*Directions for this task:*
Restate the listing below word for word, omitting any images.

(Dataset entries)
↓

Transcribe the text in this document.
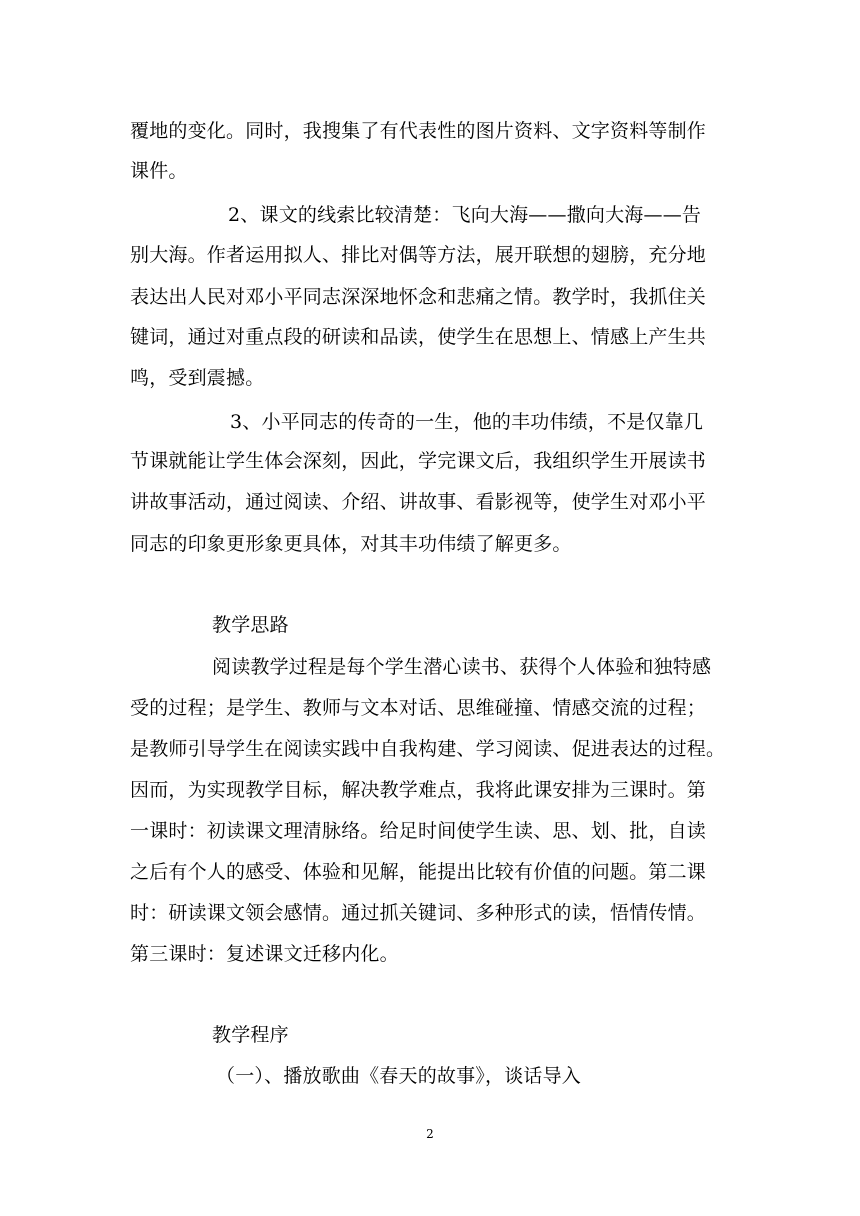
覆地的变化。同时，我搜集了有代表性的图片资料、文字资料等制作
课件。
2、课文的线索比较清楚：飞向大海——撒向大海——告
别大海。作者运用拟人、排比对偶等方法，展开联想的翅膀，充分地
表达出人民对邓小平同志深深地怀念和悲痛之情。教学时，我抓住关
键词，通过对重点段的研读和品读，使学生在思想上、情感上产生共
鸣，受到震撼。
3、小平同志的传奇的一生，他的丰功伟绩，不是仅靠几
节课就能让学生体会深刻，因此，学完课文后，我组织学生开展读书
讲故事活动，通过阅读、介绍、讲故事、看影视等，使学生对邓小平
同志的印象更形象更具体，对其丰功伟绩了解更多。
教学思路
阅读教学过程是每个学生潜心读书、获得个人体验和独特感
受的过程；是学生、教师与文本对话、思维碰撞、情感交流的过程；
是教师引导学生在阅读实践中自我构建、学习阅读、促进表达的过程。
因而，为实现教学目标，解决教学难点，我将此课安排为三课时。第
一课时：初读课文理清脉络。给足时间使学生读、思、划、批，自读
之后有个人的感受、体验和见解，能提出比较有价值的问题。第二课
时：研读课文领会感情。通过抓关键词、多种形式的读，悟情传情。
第三课时：复述课文迁移内化。
教学程序
（一）、播放歌曲《春天的故事》，谈话导入
2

↑

*Answer:*
Transcribe the text in this document.
覆地的变化。同时，我搜集了有代表性的图片资料、文字资料等制作
课件。
2、课文的线索比较清楚：飞向大海——撒向大海——告
别大海。作者运用拟人、排比对偶等方法，展开联想的翅膀，充分地
表达出人民对邓小平同志深深地怀念和悲痛之情。教学时，我抓住关
键词，通过对重点段的研读和品读，使学生在思想上、情感上产生共
鸣，受到震撼。
3、小平同志的传奇的一生，他的丰功伟绩，不是仅靠几
节课就能让学生体会深刻，因此，学完课文后，我组织学生开展读书
讲故事活动，通过阅读、介绍、讲故事、看影视等，使学生对邓小平
同志的印象更形象更具体，对其丰功伟绩了解更多。
教学思路
阅读教学过程是每个学生潜心读书、获得个人体验和独特感
受的过程；是学生、教师与文本对话、思维碰撞、情感交流的过程；
是教师引导学生在阅读实践中自我构建、学习阅读、促进表达的过程。
因而，为实现教学目标，解决教学难点，我将此课安排为三课时。第
一课时：初读课文理清脉络。给足时间使学生读、思、划、批，自读
之后有个人的感受、体验和见解，能提出比较有价值的问题。第二课
时：研读课文领会感情。通过抓关键词、多种形式的读，悟情传情。
第三课时：复述课文迁移内化。
教学程序
（一）、播放歌曲《春天的故事》，谈话导入
2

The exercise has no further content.